TO BE DONE ▸
Reproduce everything from the start of the lines down to and including the line containing "empty-cell [377,396,563,574]", without any alteration.

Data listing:
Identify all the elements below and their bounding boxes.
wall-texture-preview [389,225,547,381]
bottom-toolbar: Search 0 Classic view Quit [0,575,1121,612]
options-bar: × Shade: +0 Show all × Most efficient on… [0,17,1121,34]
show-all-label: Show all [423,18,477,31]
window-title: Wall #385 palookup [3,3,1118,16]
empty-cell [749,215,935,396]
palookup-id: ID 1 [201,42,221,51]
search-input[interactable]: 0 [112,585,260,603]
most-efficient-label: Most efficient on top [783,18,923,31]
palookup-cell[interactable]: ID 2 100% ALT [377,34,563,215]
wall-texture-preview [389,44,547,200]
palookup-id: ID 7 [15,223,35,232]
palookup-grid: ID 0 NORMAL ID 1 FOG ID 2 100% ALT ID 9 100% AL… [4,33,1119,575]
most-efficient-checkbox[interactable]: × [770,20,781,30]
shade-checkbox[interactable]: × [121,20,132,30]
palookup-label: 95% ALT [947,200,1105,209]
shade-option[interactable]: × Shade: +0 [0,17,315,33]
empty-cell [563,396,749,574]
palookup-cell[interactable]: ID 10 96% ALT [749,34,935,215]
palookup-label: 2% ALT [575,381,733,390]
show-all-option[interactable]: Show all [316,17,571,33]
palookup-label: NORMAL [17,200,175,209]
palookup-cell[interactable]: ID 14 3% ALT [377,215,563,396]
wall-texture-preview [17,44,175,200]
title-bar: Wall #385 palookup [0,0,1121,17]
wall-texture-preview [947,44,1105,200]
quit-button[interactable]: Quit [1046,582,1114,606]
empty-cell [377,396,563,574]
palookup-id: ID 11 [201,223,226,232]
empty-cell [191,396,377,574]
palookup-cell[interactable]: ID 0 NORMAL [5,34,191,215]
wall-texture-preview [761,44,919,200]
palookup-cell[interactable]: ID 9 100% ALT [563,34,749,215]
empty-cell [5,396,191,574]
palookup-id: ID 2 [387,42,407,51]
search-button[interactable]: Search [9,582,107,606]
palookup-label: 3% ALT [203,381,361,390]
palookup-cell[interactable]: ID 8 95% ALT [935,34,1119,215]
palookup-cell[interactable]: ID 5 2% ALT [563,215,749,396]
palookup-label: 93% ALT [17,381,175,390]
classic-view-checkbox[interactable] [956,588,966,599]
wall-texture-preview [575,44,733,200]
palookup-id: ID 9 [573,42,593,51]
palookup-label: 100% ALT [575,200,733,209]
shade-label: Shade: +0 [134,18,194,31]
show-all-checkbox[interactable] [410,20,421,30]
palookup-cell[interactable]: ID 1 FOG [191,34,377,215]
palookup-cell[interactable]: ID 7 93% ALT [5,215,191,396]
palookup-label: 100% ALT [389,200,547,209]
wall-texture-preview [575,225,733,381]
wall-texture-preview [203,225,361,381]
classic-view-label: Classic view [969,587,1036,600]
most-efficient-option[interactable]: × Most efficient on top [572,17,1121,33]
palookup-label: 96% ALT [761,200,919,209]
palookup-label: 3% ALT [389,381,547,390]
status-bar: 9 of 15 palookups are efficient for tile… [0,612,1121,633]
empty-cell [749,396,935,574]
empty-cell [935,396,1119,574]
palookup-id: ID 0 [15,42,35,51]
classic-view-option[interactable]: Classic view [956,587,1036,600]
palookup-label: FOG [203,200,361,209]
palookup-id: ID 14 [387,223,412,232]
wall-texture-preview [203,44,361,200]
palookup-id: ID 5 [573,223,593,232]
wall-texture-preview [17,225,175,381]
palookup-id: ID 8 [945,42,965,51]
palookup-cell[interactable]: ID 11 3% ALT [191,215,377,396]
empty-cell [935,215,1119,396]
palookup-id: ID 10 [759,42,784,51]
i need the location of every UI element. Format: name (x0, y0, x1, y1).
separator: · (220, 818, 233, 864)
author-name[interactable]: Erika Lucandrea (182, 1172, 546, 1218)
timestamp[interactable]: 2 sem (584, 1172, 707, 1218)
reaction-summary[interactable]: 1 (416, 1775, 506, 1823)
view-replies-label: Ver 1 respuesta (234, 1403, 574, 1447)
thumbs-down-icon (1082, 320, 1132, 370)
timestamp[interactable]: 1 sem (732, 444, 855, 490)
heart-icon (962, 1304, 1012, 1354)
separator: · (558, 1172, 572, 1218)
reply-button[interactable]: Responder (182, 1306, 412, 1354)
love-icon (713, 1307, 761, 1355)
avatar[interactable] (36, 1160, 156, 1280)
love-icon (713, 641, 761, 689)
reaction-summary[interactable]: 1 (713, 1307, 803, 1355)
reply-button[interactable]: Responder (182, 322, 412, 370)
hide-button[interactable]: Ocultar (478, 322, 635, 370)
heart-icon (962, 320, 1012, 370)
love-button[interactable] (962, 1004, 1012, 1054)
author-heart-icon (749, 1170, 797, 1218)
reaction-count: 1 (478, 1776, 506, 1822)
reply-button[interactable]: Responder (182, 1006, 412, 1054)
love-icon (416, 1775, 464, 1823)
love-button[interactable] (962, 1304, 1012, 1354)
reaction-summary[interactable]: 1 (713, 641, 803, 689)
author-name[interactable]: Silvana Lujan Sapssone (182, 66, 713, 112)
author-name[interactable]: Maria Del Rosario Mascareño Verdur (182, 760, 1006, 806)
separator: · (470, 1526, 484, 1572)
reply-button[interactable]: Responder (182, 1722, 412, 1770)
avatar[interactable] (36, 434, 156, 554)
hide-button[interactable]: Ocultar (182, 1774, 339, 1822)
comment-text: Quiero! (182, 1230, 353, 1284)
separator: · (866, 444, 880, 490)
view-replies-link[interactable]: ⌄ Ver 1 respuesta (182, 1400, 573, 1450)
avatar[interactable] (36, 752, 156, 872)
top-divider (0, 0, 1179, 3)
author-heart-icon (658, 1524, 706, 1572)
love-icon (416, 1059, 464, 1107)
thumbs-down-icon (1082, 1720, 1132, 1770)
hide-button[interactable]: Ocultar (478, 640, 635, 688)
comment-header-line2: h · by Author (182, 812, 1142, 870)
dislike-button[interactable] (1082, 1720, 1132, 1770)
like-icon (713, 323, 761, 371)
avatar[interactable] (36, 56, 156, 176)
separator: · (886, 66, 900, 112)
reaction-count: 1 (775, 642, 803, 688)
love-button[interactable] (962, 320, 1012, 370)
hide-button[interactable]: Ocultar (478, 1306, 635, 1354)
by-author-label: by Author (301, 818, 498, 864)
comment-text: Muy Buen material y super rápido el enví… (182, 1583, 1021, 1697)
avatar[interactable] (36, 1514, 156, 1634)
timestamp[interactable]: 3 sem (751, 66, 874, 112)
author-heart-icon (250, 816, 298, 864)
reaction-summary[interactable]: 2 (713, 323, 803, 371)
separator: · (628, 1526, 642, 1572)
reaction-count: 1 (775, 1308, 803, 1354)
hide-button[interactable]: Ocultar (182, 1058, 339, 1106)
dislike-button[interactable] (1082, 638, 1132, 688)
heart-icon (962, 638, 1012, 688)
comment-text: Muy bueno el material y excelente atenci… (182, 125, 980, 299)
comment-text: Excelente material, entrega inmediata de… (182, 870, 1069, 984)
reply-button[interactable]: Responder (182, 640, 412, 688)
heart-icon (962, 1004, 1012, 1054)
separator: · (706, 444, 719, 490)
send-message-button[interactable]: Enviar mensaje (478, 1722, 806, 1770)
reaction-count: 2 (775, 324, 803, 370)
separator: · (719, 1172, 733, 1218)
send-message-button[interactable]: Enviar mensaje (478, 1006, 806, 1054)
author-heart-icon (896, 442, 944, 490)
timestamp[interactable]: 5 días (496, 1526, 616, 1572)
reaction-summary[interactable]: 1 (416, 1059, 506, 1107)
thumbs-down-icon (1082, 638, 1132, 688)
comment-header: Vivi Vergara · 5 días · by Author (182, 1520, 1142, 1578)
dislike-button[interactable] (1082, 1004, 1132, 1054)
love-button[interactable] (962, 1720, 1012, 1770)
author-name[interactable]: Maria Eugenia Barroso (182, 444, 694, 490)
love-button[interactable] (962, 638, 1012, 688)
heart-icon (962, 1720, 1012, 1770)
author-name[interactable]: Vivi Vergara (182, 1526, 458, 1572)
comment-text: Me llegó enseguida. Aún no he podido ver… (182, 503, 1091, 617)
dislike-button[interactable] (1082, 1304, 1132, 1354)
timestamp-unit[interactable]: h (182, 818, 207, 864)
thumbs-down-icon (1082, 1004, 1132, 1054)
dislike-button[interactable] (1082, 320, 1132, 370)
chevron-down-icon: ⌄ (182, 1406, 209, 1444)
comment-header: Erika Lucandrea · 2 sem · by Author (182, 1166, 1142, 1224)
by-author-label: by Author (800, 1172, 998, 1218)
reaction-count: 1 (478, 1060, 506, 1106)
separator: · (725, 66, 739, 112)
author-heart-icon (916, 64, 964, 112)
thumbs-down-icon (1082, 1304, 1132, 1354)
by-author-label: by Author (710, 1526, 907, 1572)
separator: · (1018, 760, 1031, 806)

SOLUTION FOR THIS EXERCISE ▸
Identify all the elements below and their bounding boxes.
wall-texture-preview [389,225,547,381]
bottom-toolbar: Search 0 Classic view Quit [0,575,1121,612]
options-bar: × Shade: +0 Show all × Most efficient on… [0,17,1121,34]
show-all-label: Show all [423,18,477,31]
window-title: Wall #385 palookup [3,3,1118,16]
empty-cell [749,215,935,396]
palookup-id: ID 1 [201,42,221,51]
search-input[interactable]: 0 [112,585,260,603]
most-efficient-label: Most efficient on top [783,18,923,31]
palookup-cell[interactable]: ID 2 100% ALT [377,34,563,215]
wall-texture-preview [389,44,547,200]
palookup-id: ID 7 [15,223,35,232]
palookup-grid: ID 0 NORMAL ID 1 FOG ID 2 100% ALT ID 9 100% AL… [4,33,1119,575]
most-efficient-checkbox[interactable]: × [770,20,781,30]
shade-checkbox[interactable]: × [121,20,132,30]
palookup-label: 95% ALT [947,200,1105,209]
shade-option[interactable]: × Shade: +0 [0,17,315,33]
empty-cell [563,396,749,574]
palookup-cell[interactable]: ID 10 96% ALT [749,34,935,215]
palookup-label: 2% ALT [575,381,733,390]
show-all-option[interactable]: Show all [316,17,571,33]
palookup-label: NORMAL [17,200,175,209]
palookup-cell[interactable]: ID 14 3% ALT [377,215,563,396]
wall-texture-preview [17,44,175,200]
title-bar: Wall #385 palookup [0,0,1121,17]
wall-texture-preview [947,44,1105,200]
quit-button[interactable]: Quit [1046,582,1114,606]
empty-cell [377,396,563,574]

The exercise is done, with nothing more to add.